- [PROMPT]: List each line in which the string "numero" appears.

- [SOURCE DATA]:
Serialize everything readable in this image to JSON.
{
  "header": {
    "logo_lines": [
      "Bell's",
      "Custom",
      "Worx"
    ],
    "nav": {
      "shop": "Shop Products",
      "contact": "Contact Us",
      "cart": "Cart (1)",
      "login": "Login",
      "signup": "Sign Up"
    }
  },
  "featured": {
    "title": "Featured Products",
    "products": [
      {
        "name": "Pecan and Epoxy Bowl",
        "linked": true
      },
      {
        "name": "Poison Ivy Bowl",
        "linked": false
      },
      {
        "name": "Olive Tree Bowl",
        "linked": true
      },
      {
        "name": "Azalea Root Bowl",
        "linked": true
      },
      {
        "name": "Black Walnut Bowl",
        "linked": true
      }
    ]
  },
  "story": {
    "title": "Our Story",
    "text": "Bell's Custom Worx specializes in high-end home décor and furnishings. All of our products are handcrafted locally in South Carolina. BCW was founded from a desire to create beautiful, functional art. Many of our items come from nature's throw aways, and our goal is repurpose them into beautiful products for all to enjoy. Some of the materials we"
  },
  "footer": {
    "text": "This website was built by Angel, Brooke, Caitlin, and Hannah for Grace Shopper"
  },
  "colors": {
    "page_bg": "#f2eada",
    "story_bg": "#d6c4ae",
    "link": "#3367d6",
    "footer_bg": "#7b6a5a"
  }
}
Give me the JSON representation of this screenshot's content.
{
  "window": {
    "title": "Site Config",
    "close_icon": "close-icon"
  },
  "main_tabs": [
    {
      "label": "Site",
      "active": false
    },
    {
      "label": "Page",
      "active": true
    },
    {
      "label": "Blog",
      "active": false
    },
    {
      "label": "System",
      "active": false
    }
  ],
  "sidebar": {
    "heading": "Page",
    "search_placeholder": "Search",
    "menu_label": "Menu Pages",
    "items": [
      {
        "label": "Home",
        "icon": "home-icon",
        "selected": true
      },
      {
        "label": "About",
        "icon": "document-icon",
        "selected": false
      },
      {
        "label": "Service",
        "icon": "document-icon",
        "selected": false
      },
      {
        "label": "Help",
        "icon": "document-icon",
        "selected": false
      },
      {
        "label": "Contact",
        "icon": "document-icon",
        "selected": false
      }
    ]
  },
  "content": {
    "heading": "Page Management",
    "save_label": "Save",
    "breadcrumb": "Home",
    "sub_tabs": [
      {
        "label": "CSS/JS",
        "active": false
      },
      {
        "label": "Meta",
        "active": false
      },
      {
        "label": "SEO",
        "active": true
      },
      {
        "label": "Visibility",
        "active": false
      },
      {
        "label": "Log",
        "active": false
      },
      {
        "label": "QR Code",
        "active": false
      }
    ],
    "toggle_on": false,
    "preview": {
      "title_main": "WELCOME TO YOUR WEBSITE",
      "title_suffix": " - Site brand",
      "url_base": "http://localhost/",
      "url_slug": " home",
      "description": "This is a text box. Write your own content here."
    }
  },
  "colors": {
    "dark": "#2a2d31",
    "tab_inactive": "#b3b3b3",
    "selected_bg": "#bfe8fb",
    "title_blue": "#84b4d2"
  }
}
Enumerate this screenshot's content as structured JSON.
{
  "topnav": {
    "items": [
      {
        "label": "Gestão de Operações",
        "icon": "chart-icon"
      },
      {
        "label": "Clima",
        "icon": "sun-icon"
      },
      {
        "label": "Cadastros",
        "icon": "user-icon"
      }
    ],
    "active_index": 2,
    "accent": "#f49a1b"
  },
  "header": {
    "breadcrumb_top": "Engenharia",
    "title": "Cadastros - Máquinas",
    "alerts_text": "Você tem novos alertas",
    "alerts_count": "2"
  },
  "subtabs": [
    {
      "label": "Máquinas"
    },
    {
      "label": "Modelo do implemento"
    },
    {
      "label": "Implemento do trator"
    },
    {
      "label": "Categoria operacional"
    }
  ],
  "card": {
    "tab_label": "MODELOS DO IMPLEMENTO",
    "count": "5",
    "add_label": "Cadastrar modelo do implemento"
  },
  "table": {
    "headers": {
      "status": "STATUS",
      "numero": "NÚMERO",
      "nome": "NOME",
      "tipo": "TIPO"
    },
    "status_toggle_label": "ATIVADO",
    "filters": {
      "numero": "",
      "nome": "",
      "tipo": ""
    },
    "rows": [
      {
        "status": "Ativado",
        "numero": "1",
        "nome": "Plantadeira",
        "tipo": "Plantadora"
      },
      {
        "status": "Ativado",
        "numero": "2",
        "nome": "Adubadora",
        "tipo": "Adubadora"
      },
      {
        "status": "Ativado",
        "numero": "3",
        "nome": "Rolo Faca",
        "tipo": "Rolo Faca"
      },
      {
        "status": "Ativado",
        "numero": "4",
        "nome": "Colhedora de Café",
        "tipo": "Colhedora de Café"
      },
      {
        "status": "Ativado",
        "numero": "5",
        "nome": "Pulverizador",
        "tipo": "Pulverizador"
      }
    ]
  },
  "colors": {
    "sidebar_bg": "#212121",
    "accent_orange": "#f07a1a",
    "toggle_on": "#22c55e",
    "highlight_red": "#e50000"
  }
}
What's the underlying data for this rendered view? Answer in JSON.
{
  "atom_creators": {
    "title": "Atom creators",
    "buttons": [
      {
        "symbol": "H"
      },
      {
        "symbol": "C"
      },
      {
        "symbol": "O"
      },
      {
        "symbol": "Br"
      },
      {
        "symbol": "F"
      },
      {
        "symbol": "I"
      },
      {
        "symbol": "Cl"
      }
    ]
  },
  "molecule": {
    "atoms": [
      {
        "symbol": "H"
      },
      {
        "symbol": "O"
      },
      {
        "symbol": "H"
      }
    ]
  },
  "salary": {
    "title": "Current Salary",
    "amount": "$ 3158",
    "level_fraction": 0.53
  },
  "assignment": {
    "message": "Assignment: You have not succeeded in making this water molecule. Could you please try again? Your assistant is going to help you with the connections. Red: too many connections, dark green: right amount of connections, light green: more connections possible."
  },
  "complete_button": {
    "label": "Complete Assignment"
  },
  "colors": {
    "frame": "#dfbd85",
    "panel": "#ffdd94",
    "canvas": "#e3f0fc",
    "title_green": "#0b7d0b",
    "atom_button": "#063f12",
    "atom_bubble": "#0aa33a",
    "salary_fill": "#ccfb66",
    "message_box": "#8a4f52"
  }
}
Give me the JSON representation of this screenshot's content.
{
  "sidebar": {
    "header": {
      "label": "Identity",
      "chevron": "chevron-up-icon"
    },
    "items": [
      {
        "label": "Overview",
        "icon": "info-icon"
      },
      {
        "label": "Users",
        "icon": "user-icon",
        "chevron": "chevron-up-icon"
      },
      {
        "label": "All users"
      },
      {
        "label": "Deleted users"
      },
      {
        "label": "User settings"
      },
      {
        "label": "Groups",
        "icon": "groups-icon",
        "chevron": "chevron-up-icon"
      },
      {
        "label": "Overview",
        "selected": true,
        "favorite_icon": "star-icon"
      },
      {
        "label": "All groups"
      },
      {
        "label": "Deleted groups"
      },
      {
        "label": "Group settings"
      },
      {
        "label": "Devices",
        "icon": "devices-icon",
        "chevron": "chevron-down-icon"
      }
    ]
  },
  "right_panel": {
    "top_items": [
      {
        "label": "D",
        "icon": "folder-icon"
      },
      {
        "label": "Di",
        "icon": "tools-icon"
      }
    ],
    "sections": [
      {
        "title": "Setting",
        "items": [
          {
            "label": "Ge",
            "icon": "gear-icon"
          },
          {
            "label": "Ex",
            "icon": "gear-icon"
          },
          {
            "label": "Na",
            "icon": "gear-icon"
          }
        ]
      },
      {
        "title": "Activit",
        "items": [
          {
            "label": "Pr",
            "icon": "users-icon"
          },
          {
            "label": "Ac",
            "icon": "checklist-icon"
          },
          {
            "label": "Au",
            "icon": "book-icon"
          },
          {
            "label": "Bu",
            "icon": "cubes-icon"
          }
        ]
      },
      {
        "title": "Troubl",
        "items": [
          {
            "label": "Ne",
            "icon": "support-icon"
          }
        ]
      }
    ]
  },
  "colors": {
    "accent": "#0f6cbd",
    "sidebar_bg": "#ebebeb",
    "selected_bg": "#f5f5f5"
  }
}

- [RESPONSE TO THIS EXERCISE]:
      "numero": "NÚMERO",
      "numero": "",
        "numero": "1",
        "numero": "2",
        "numero": "3",
        "numero": "4",
        "numero": "5",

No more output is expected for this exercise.